* START *
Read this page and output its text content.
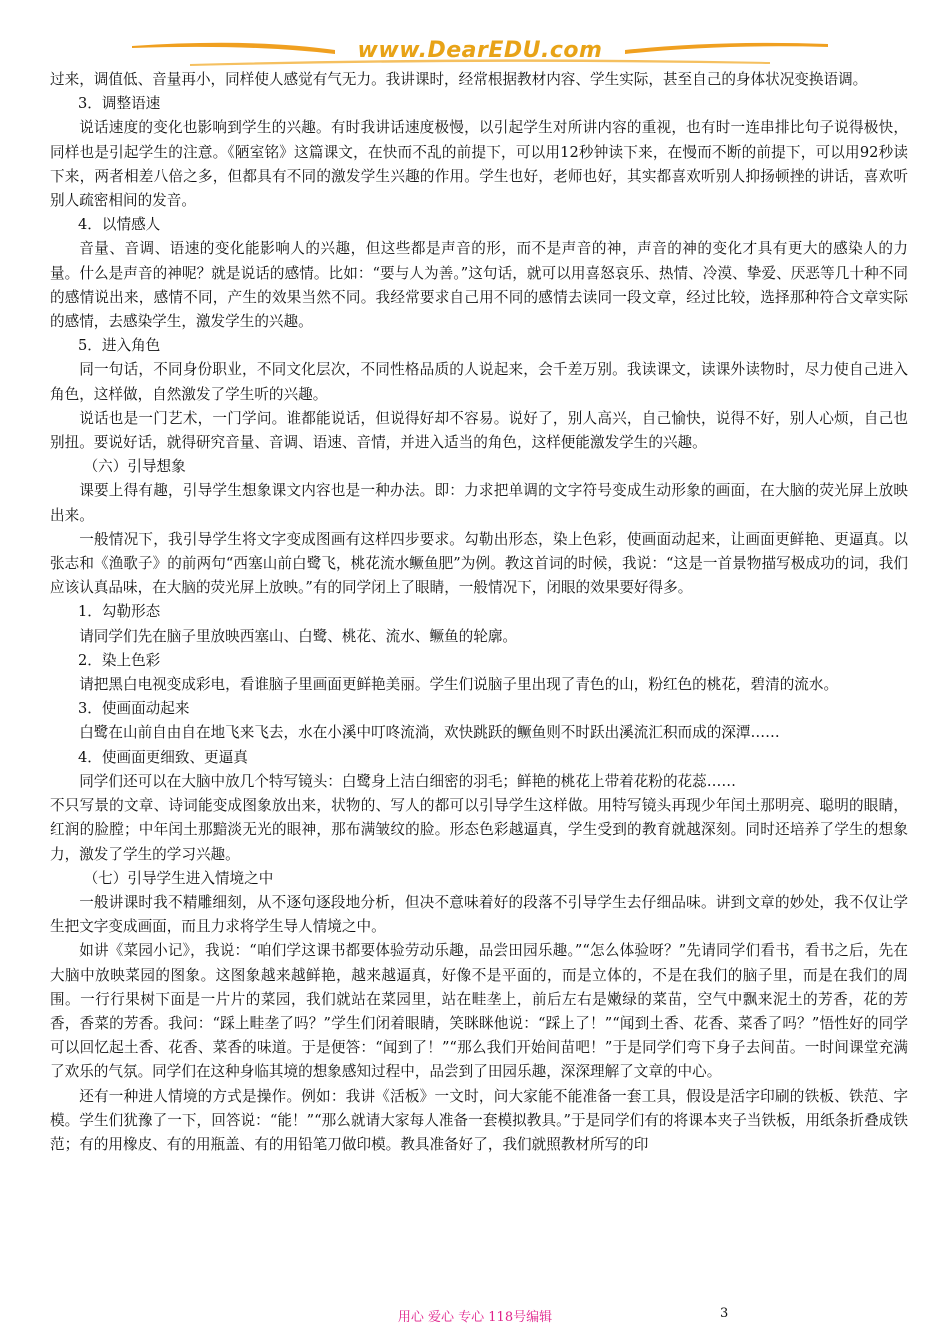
www.DearEDU.com

过来，调值低、音量再小，同样使人感觉有气无力。我讲课时，经常根据教材内容、学生实际，甚至自己的身体状况变换语调。

3．调整语速

说话速度的变化也影响到学生的兴趣。有时我讲话速度极慢，以引起学生对所讲内容的重视，也有时一连串排比句子说得极快，同样也是引起学生的注意。《陋室铭》这篇课文，在快而不乱的前提下，可以用12秒钟读下来，在慢而不断的前提下，可以用92秒读下来，两者相差八倍之多，但都具有不同的激发学生兴趣的作用。学生也好，老师也好，其实都喜欢听别人抑扬顿挫的讲话，喜欢听别人疏密相间的发音。

4．以情感人

音量、音调、语速的变化能影响人的兴趣，但这些都是声音的形，而不是声音的神，声音的神的变化才具有更大的感染人的力量。什么是声音的神呢？就是说话的感情。比如：“要与人为善。”这句话，就可以用喜怒哀乐、热情、冷漠、挚爱、厌恶等几十种不同的感情说出来，感情不同，产生的效果当然不同。我经常要求自己用不同的感情去读同一段文章，经过比较，选择那种符合文章实际的感情，去感染学生，激发学生的兴趣。

5．进入角色

同一句话，不同身份职业，不同文化层次，不同性格品质的人说起来，会千差万别。我读课文，读课外读物时，尽力使自己进入角色，这样做，自然激发了学生听的兴趣。

说话也是一门艺术，一门学问。谁都能说话，但说得好却不容易。说好了，别人高兴，自己愉快，说得不好，别人心烦，自己也别扭。要说好话，就得研究音量、音调、语速、音情，并进入适当的角色，这样便能激发学生的兴趣。

（六）引导想象

课要上得有趣，引导学生想象课文内容也是一种办法。即：力求把单调的文字符号变成生动形象的画面，在大脑的荧光屏上放映出来。

一般情况下，我引导学生将文字变成图画有这样四步要求。勾勒出形态，染上色彩，使画面动起来，让画面更鲜艳、更逼真。以张志和《渔歌子》的前两句“西塞山前白鹭飞，桃花流水鳜鱼肥”为例。教这首词的时候，我说：“这是一首景物描写极成功的词，我们应该认真品味，在大脑的荧光屏上放映。”有的同学闭上了眼睛，一般情况下，闭眼的效果要好得多。

1．勾勒形态

请同学们先在脑子里放映西塞山、白鹭、桃花、流水、鳜鱼的轮廓。

2．染上色彩

请把黑白电视变成彩电，看谁脑子里画面更鲜艳美丽。学生们说脑子里出现了青色的山，粉红色的桃花，碧清的流水。

3．使画面动起来

白鹭在山前自由自在地飞来飞去，水在小溪中叮咚流淌，欢快跳跃的鳜鱼则不时跃出溪流汇积而成的深潭……

4．使画面更细致、更逼真

同学们还可以在大脑中放几个特写镜头：白鹭身上洁白细密的羽毛；鲜艳的桃花上带着花粉的花蕊……

不只写景的文章、诗词能变成图象放出来，状物的、写人的都可以引导学生这样做。用特写镜头再现少年闰土那明亮、聪明的眼睛，红润的脸膛；中年闰土那黯淡无光的眼神，那布满皱纹的脸。形态色彩越逼真，学生受到的教育就越深刻。同时还培养了学生的想象力，激发了学生的学习兴趣。

（七）引导学生进入情境之中

一般讲课时我不精雕细刻，从不逐句逐段地分析，但决不意味着好的段落不引导学生去仔细品味。讲到文章的妙处，我不仅让学生把文字变成画面，而且力求将学生导人情境之中。

如讲《菜园小记》，我说：“咱们学这课书都要体验劳动乐趣，品尝田园乐趣。”“怎么体验呀？”先请同学们看书，看书之后，先在大脑中放映菜园的图象。这图象越来越鲜艳，越来越逼真，好像不是平面的，而是立体的，不是在我们的脑子里，而是在我们的周围。一行行果树下面是一片片的菜园，我们就站在菜园里，站在畦垄上，前后左右是嫩绿的菜苗，空气中飘来泥土的芳香，花的芳香，香菜的芳香。我问：“踩上畦垄了吗？”学生们闭着眼睛，笑眯眯他说：“踩上了！”“闻到土香、花香、菜香了吗？”悟性好的同学可以回忆起土香、花香、菜香的味道。于是便答：“闻到了！”“那么我们开始间苗吧！”于是同学们弯下身子去间苗。一时间课堂充满了欢乐的气氛。同学们在这种身临其境的想象感知过程中，品尝到了田园乐趣，深深理解了文章的中心。

还有一种进人情境的方式是操作。例如：我讲《活板》一文时，问大家能不能准备一套工具，假设是活字印刷的铁板、铁范、字模。学生们犹豫了一下，回答说：“能！”“那么就请大家每人准备一套模拟教具。”于是同学们有的将课本夹子当铁板，用纸条折叠成铁范；有的用橡皮、有的用瓶盖、有的用铅笔刀做印模。教具准备好了，我们就照教材所写的印

用心 爱心 专心 118号编辑	3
* END *
__AIM OF THE EXERCISE__. Go through the listing above and quote it exactly, apart from its images.

__RESPONSE__.
Read this page and output its text content.
www.DearEDU.com

过来，调值低、音量再小，同样使人感觉有气无力。我讲课时，经常根据教材内容、学生实际，甚至自己的身体状况变换语调。

3．调整语速

说话速度的变化也影响到学生的兴趣。有时我讲话速度极慢，以引起学生对所讲内容的重视，也有时一连串排比句子说得极快，同样也是引起学生的注意。《陋室铭》这篇课文，在快而不乱的前提下，可以用12秒钟读下来，在慢而不断的前提下，可以用92秒读下来，两者相差八倍之多，但都具有不同的激发学生兴趣的作用。学生也好，老师也好，其实都喜欢听别人抑扬顿挫的讲话，喜欢听别人疏密相间的发音。

4．以情感人

音量、音调、语速的变化能影响人的兴趣，但这些都是声音的形，而不是声音的神，声音的神的变化才具有更大的感染人的力量。什么是声音的神呢？就是说话的感情。比如：“要与人为善。”这句话，就可以用喜怒哀乐、热情、冷漠、挚爱、厌恶等几十种不同的感情说出来，感情不同，产生的效果当然不同。我经常要求自己用不同的感情去读同一段文章，经过比较，选择那种符合文章实际的感情，去感染学生，激发学生的兴趣。

5．进入角色

同一句话，不同身份职业，不同文化层次，不同性格品质的人说起来，会千差万别。我读课文，读课外读物时，尽力使自己进入角色，这样做，自然激发了学生听的兴趣。

说话也是一门艺术，一门学问。谁都能说话，但说得好却不容易。说好了，别人高兴，自己愉快，说得不好，别人心烦，自己也别扭。要说好话，就得研究音量、音调、语速、音情，并进入适当的角色，这样便能激发学生的兴趣。

（六）引导想象

课要上得有趣，引导学生想象课文内容也是一种办法。即：力求把单调的文字符号变成生动形象的画面，在大脑的荧光屏上放映出来。

一般情况下，我引导学生将文字变成图画有这样四步要求。勾勒出形态，染上色彩，使画面动起来，让画面更鲜艳、更逼真。以张志和《渔歌子》的前两句“西塞山前白鹭飞，桃花流水鳜鱼肥”为例。教这首词的时候，我说：“这是一首景物描写极成功的词，我们应该认真品味，在大脑的荧光屏上放映。”有的同学闭上了眼睛，一般情况下，闭眼的效果要好得多。

1．勾勒形态

请同学们先在脑子里放映西塞山、白鹭、桃花、流水、鳜鱼的轮廓。

2．染上色彩

请把黑白电视变成彩电，看谁脑子里画面更鲜艳美丽。学生们说脑子里出现了青色的山，粉红色的桃花，碧清的流水。

3．使画面动起来

白鹭在山前自由自在地飞来飞去，水在小溪中叮咚流淌，欢快跳跃的鳜鱼则不时跃出溪流汇积而成的深潭……

4．使画面更细致、更逼真

同学们还可以在大脑中放几个特写镜头：白鹭身上洁白细密的羽毛；鲜艳的桃花上带着花粉的花蕊……

不只写景的文章、诗词能变成图象放出来，状物的、写人的都可以引导学生这样做。用特写镜头再现少年闰土那明亮、聪明的眼睛，红润的脸膛；中年闰土那黯淡无光的眼神，那布满皱纹的脸。形态色彩越逼真，学生受到的教育就越深刻。同时还培养了学生的想象力，激发了学生的学习兴趣。

（七）引导学生进入情境之中

一般讲课时我不精雕细刻，从不逐句逐段地分析，但决不意味着好的段落不引导学生去仔细品味。讲到文章的妙处，我不仅让学生把文字变成画面，而且力求将学生导人情境之中。

如讲《菜园小记》，我说：“咱们学这课书都要体验劳动乐趣，品尝田园乐趣。”“怎么体验呀？”先请同学们看书，看书之后，先在大脑中放映菜园的图象。这图象越来越鲜艳，越来越逼真，好像不是平面的，而是立体的，不是在我们的脑子里，而是在我们的周围。一行行果树下面是一片片的菜园，我们就站在菜园里，站在畦垄上，前后左右是嫩绿的菜苗，空气中飘来泥土的芳香，花的芳香，香菜的芳香。我问：“踩上畦垄了吗？”学生们闭着眼睛，笑眯眯他说：“踩上了！”“闻到土香、花香、菜香了吗？”悟性好的同学可以回忆起土香、花香、菜香的味道。于是便答：“闻到了！”“那么我们开始间苗吧！”于是同学们弯下身子去间苗。一时间课堂充满了欢乐的气氛。同学们在这种身临其境的想象感知过程中，品尝到了田园乐趣，深深理解了文章的中心。

还有一种进人情境的方式是操作。例如：我讲《活板》一文时，问大家能不能准备一套工具，假设是活字印刷的铁板、铁范、字模。学生们犹豫了一下，回答说：“能！”“那么就请大家每人准备一套模拟教具。”于是同学们有的将课本夹子当铁板，用纸条折叠成铁范；有的用橡皮、有的用瓶盖、有的用铅笔刀做印模。教具准备好了，我们就照教材所写的印

用心 爱心 专心 118号编辑	3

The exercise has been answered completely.